● Exercise aim:
Could you repeat the records below exactly, leaving out any pictures?

# # # #

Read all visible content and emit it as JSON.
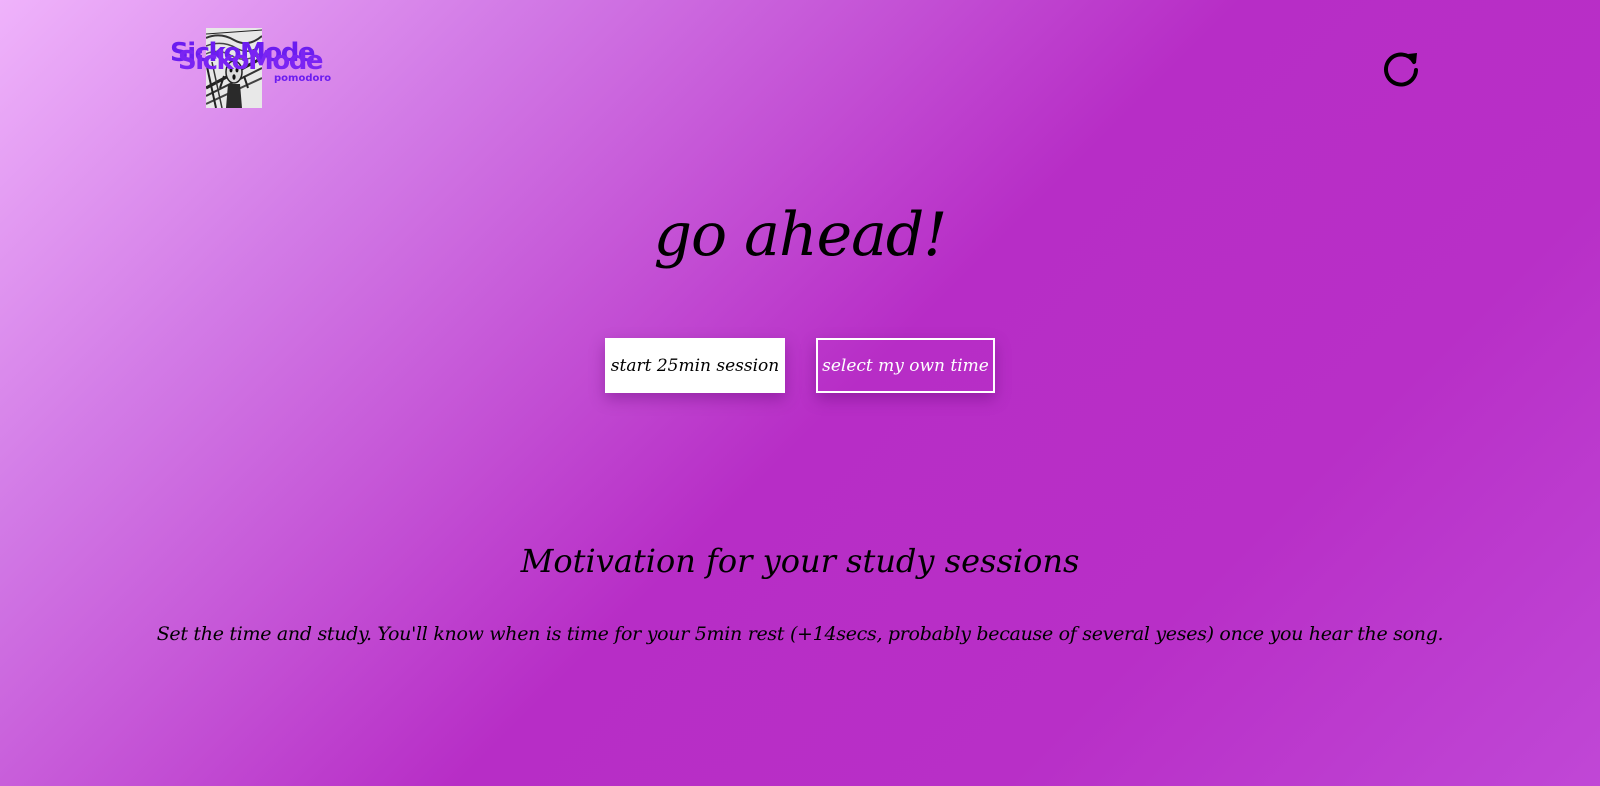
{
  "header": {
    "logo_title": "SickoMode",
    "logo_subtitle": "pomodoro",
    "reload_icon": "reload-icon"
  },
  "hero": {
    "title": "go ahead!",
    "start_button": "start 25min session",
    "select_button": "select my own time"
  },
  "motivation": {
    "title": "Motivation for your study sessions",
    "body": "Set the time and study. You'll know when is time for your 5min rest (+14secs, probably because of several yeses) once you hear the song."
  },
  "colors": {
    "background_start": "#efb3fb",
    "background_end": "#b72dc6",
    "logo_accent": "#6b1df0"
  }
}
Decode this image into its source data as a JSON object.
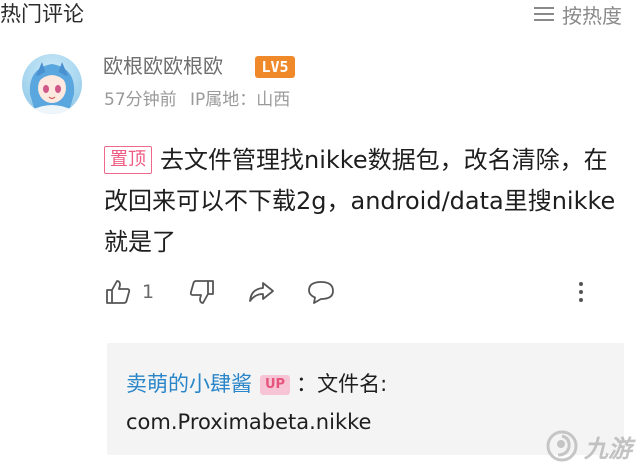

# # # #

● Expected answer:
Read all visible content and emit it as JSON.
{
  "header": {
    "logo_title": "SickoMode",
    "logo_subtitle": "pomodoro",
    "reload_icon": "reload-icon"
  },
  "hero": {
    "title": "go ahead!",
    "start_button": "start 25min session",
    "select_button": "select my own time"
  },
  "motivation": {
    "title": "Motivation for your study sessions",
    "body": "Set the time and study. You'll know when is time for your 5min rest (+14secs, probably because of several yeses) once you hear the song."
  },
  "colors": {
    "background_start": "#efb3fb",
    "background_end": "#b72dc6",
    "logo_accent": "#6b1df0"
  }
}
Decode this image into its source data as a JSON object.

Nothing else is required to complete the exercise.